(Stored data entries)
(begin)

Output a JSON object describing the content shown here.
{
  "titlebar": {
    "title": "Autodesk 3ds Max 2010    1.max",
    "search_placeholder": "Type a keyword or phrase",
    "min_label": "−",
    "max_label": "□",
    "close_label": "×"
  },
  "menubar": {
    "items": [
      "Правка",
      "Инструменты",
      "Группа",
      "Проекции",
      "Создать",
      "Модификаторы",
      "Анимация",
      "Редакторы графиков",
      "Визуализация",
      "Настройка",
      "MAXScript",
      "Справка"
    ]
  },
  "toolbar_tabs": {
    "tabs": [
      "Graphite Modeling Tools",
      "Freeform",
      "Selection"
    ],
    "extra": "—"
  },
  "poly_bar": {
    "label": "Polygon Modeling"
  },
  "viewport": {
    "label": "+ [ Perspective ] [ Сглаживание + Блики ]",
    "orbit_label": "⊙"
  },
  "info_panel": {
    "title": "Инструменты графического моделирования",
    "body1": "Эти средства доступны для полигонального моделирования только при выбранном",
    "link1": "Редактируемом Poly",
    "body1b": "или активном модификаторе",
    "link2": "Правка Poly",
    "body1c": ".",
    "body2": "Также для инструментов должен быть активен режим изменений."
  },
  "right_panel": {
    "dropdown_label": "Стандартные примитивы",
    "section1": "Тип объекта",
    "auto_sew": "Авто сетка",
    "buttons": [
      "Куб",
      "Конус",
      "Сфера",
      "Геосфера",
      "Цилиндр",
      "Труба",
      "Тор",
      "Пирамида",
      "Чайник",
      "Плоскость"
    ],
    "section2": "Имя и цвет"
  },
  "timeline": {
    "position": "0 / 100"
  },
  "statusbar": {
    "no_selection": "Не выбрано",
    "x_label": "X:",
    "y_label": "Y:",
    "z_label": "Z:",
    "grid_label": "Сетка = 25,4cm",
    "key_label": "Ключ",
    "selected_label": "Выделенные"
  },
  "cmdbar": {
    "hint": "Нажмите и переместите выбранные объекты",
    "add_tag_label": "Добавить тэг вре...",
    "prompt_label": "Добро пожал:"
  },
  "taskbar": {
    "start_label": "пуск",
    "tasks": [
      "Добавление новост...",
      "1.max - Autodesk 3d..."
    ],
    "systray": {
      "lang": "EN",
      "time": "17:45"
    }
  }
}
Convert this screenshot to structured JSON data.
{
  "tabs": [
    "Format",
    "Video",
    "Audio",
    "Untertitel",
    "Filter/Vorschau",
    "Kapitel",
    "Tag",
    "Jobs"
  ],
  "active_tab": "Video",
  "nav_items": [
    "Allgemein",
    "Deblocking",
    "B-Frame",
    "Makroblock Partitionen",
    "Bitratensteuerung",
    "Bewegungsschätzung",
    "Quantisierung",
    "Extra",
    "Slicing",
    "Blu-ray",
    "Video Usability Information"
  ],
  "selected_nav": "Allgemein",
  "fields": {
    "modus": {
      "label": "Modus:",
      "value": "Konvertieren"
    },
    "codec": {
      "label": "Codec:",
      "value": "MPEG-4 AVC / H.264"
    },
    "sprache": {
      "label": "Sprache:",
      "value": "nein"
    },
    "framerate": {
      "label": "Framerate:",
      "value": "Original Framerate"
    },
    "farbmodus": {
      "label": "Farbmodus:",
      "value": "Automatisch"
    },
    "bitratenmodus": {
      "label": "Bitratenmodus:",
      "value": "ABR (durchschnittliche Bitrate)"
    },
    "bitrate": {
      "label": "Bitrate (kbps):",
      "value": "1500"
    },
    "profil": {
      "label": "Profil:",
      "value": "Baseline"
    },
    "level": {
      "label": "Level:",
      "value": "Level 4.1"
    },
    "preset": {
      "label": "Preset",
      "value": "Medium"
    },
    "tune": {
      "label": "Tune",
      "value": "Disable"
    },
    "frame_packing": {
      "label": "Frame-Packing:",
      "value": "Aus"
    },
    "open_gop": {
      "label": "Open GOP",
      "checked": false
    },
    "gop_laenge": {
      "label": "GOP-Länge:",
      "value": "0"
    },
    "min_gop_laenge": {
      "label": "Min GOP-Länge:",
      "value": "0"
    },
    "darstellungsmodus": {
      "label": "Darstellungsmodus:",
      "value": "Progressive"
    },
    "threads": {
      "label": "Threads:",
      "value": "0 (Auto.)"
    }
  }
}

(end)

**SHORT TASK**
Write the whole listing out again. Keep every line exactly as it is.

**EXERCISE OUTPUT**
Output a JSON object describing the content shown here.
{
  "titlebar": {
    "title": "Autodesk 3ds Max 2010    1.max",
    "search_placeholder": "Type a keyword or phrase",
    "min_label": "−",
    "max_label": "□",
    "close_label": "×"
  },
  "menubar": {
    "items": [
      "Правка",
      "Инструменты",
      "Группа",
      "Проекции",
      "Создать",
      "Модификаторы",
      "Анимация",
      "Редакторы графиков",
      "Визуализация",
      "Настройка",
      "MAXScript",
      "Справка"
    ]
  },
  "toolbar_tabs": {
    "tabs": [
      "Graphite Modeling Tools",
      "Freeform",
      "Selection"
    ],
    "extra": "—"
  },
  "poly_bar": {
    "label": "Polygon Modeling"
  },
  "viewport": {
    "label": "+ [ Perspective ] [ Сглаживание + Блики ]",
    "orbit_label": "⊙"
  },
  "info_panel": {
    "title": "Инструменты графического моделирования",
    "body1": "Эти средства доступны для полигонального моделирования только при выбранном",
    "link1": "Редактируемом Poly",
    "body1b": "или активном модификаторе",
    "link2": "Правка Poly",
    "body1c": ".",
    "body2": "Также для инструментов должен быть активен режим изменений."
  },
  "right_panel": {
    "dropdown_label": "Стандартные примитивы",
    "section1": "Тип объекта",
    "auto_sew": "Авто сетка",
    "buttons": [
      "Куб",
      "Конус",
      "Сфера",
      "Геосфера",
      "Цилиндр",
      "Труба",
      "Тор",
      "Пирамида",
      "Чайник",
      "Плоскость"
    ],
    "section2": "Имя и цвет"
  },
  "timeline": {
    "position": "0 / 100"
  },
  "statusbar": {
    "no_selection": "Не выбрано",
    "x_label": "X:",
    "y_label": "Y:",
    "z_label": "Z:",
    "grid_label": "Сетка = 25,4cm",
    "key_label": "Ключ",
    "selected_label": "Выделенные"
  },
  "cmdbar": {
    "hint": "Нажмите и переместите выбранные объекты",
    "add_tag_label": "Добавить тэг вре...",
    "prompt_label": "Добро пожал:"
  },
  "taskbar": {
    "start_label": "пуск",
    "tasks": [
      "Добавление новост...",
      "1.max - Autodesk 3d..."
    ],
    "systray": {
      "lang": "EN",
      "time": "17:45"
    }
  }
}
Convert this screenshot to structured JSON data.
{
  "tabs": [
    "Format",
    "Video",
    "Audio",
    "Untertitel",
    "Filter/Vorschau",
    "Kapitel",
    "Tag",
    "Jobs"
  ],
  "active_tab": "Video",
  "nav_items": [
    "Allgemein",
    "Deblocking",
    "B-Frame",
    "Makroblock Partitionen",
    "Bitratensteuerung",
    "Bewegungsschätzung",
    "Quantisierung",
    "Extra",
    "Slicing",
    "Blu-ray",
    "Video Usability Information"
  ],
  "selected_nav": "Allgemein",
  "fields": {
    "modus": {
      "label": "Modus:",
      "value": "Konvertieren"
    },
    "codec": {
      "label": "Codec:",
      "value": "MPEG-4 AVC / H.264"
    },
    "sprache": {
      "label": "Sprache:",
      "value": "nein"
    },
    "framerate": {
      "label": "Framerate:",
      "value": "Original Framerate"
    },
    "farbmodus": {
      "label": "Farbmodus:",
      "value": "Automatisch"
    },
    "bitratenmodus": {
      "label": "Bitratenmodus:",
      "value": "ABR (durchschnittliche Bitrate)"
    },
    "bitrate": {
      "label": "Bitrate (kbps):",
      "value": "1500"
    },
    "profil": {
      "label": "Profil:",
      "value": "Baseline"
    },
    "level": {
      "label": "Level:",
      "value": "Level 4.1"
    },
    "preset": {
      "label": "Preset",
      "value": "Medium"
    },
    "tune": {
      "label": "Tune",
      "value": "Disable"
    },
    "frame_packing": {
      "label": "Frame-Packing:",
      "value": "Aus"
    },
    "open_gop": {
      "label": "Open GOP",
      "checked": false
    },
    "gop_laenge": {
      "label": "GOP-Länge:",
      "value": "0"
    },
    "min_gop_laenge": {
      "label": "Min GOP-Länge:",
      "value": "0"
    },
    "darstellungsmodus": {
      "label": "Darstellungsmodus:",
      "value": "Progressive"
    },
    "threads": {
      "label": "Threads:",
      "value": "0 (Auto.)"
    }
  }
}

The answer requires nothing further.